» **AIM OF THE EXERCISE**
Look through the listing below and work out how many of its lines hold the word "islands". Give only the number.
[start RECORDS FOR THIS TASK]
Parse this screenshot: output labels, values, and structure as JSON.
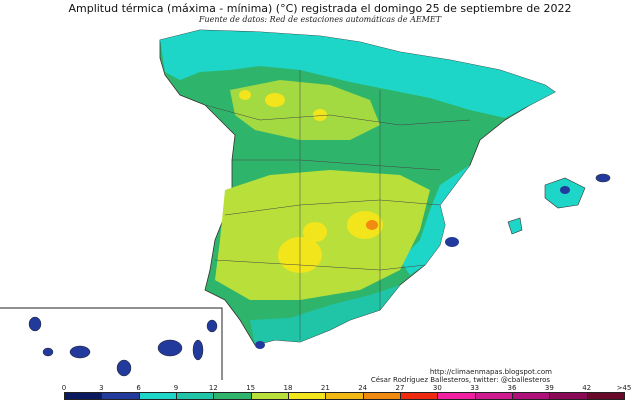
{
  "header": {
    "title": "Amplitud térmica (máxima - mínima) (°C) registrada el domingo 25 de septiembre de 2022",
    "subtitle": "Fuente de datos: Red de estaciones automáticas de AEMET"
  },
  "credits": {
    "url": "http://climaenmapas.blogspot.com",
    "author": "César Rodríguez Ballesteros, twitter: @cballesteros"
  },
  "legend": {
    "ticks": [
      "0",
      "3",
      "6",
      "9",
      "12",
      "15",
      "18",
      "21",
      "24",
      "27",
      "30",
      "33",
      "36",
      "39",
      "42",
      ">45"
    ],
    "colors": [
      "#0b1a5e",
      "#223a9c",
      "#1ed6c8",
      "#20c4a6",
      "#2fb56b",
      "#b9e03a",
      "#f2e51c",
      "#f2b814",
      "#f08a10",
      "#ee2a10",
      "#f020a0",
      "#d01a90",
      "#b0107a",
      "#8a0a58",
      "#6a0a2a"
    ]
  },
  "map_regions": {
    "peninsula": "peninsula",
    "balearics": "balearic-islands",
    "canaries": "canary-islands"
  }
}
[end RECORDS FOR THIS TASK]
» **EXPECTED ANSWER**
2